**Aim of the task**
Each line that includes the word "name" counts once; give the total and nothing more.

**Excerpted data**
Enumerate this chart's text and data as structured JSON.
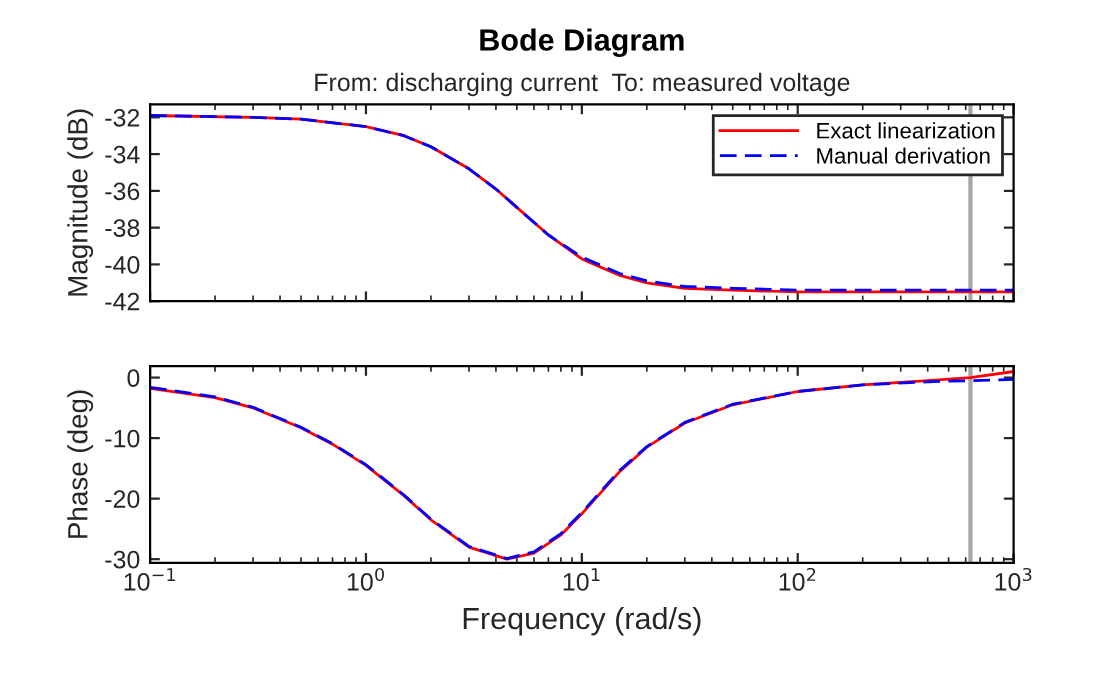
{
  "chart_data": [
    {
      "type": "line",
      "title": "Bode Diagram",
      "subtitle": "From: discharging current  To: measured voltage",
      "ylabel": "Magnitude (dB)",
      "log": "x",
      "legend": "top right",
      "tick_labels": "y",
      "xlim": [
        0.1,
        1000
      ],
      "xticks": [
        {
          "value": 0.1,
          "label": null
        },
        {
          "value": 1,
          "label": null
        },
        {
          "value": 10,
          "label": null
        },
        {
          "value": 100,
          "label": null
        },
        {
          "value": 1000,
          "label": null
        }
      ],
      "ylim": [
        -42,
        -31.3
      ],
      "yticks": [
        -42,
        -40,
        -38,
        -36,
        -34,
        -32
      ],
      "ref_lines": [
        {
          "axis": "x",
          "value": 631,
          "color": "#a6a6a6"
        }
      ],
      "series": [
        {
          "name": "Exact linearization",
          "color": "#ff0000",
          "line_style": "solid",
          "x": [
            0.1,
            0.3,
            0.5,
            1,
            1.5,
            2,
            3,
            4,
            5,
            7,
            10,
            15,
            20,
            30,
            50,
            100,
            1000
          ],
          "values": [
            -31.9,
            -32.0,
            -32.1,
            -32.5,
            -33.0,
            -33.6,
            -34.8,
            -35.9,
            -36.9,
            -38.4,
            -39.7,
            -40.6,
            -41.0,
            -41.3,
            -41.4,
            -41.5,
            -41.5
          ]
        },
        {
          "name": "Manual derivation",
          "color": "#0000ff",
          "line_style": "dashed",
          "x": [
            0.1,
            0.3,
            0.5,
            1,
            1.5,
            2,
            3,
            4,
            5,
            7,
            10,
            15,
            20,
            30,
            50,
            100,
            1000
          ],
          "values": [
            -31.9,
            -32.0,
            -32.1,
            -32.5,
            -33.0,
            -33.6,
            -34.8,
            -35.9,
            -36.9,
            -38.4,
            -39.6,
            -40.5,
            -40.9,
            -41.2,
            -41.3,
            -41.4,
            -41.4
          ]
        }
      ]
    },
    {
      "type": "line",
      "ylabel": "Phase (deg)",
      "xlabel": "Frequency (rad/s)",
      "log": "x",
      "xlim": [
        0.1,
        1000
      ],
      "xticks": [
        {
          "value": 0.1,
          "label": "10$^{−1}$"
        },
        {
          "value": 1,
          "label": "10$^{0}$"
        },
        {
          "value": 10,
          "label": "10$^{1}$"
        },
        {
          "value": 100,
          "label": "10$^{2}$"
        },
        {
          "value": 1000,
          "label": "10$^{3}$"
        }
      ],
      "ylim": [
        -30.6,
        1.9
      ],
      "yticks": [
        -30,
        -20,
        -10,
        0
      ],
      "ref_lines": [
        {
          "axis": "x",
          "value": 631,
          "color": "#a6a6a6"
        }
      ],
      "series": [
        {
          "color": "#ff0000",
          "line_style": "solid",
          "x": [
            0.1,
            0.2,
            0.3,
            0.5,
            0.7,
            1,
            1.5,
            2,
            3,
            4.5,
            6,
            8,
            10,
            15,
            20,
            30,
            50,
            100,
            200,
            400,
            631,
            1000
          ],
          "values": [
            -1.8,
            -3.3,
            -5,
            -8.3,
            -11,
            -14.5,
            -19.5,
            -23.5,
            -28,
            -30,
            -29,
            -26,
            -22.5,
            -15.5,
            -11.5,
            -7.5,
            -4.5,
            -2.3,
            -1.2,
            -0.5,
            0,
            1.0
          ]
        },
        {
          "color": "#0000ff",
          "line_style": "dashed",
          "x": [
            0.1,
            0.2,
            0.3,
            0.5,
            0.7,
            1,
            1.5,
            2,
            3,
            4.5,
            6,
            8,
            10,
            15,
            20,
            30,
            50,
            100,
            200,
            400,
            631,
            1000
          ],
          "values": [
            -1.6,
            -3.2,
            -4.9,
            -8.2,
            -10.9,
            -14.4,
            -19.4,
            -23.4,
            -27.9,
            -29.9,
            -28.8,
            -25.8,
            -22.3,
            -15.3,
            -11.4,
            -7.4,
            -4.4,
            -2.3,
            -1.2,
            -0.7,
            -0.5,
            -0.3
          ]
        }
      ]
    }
  ]
}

**The answer**
2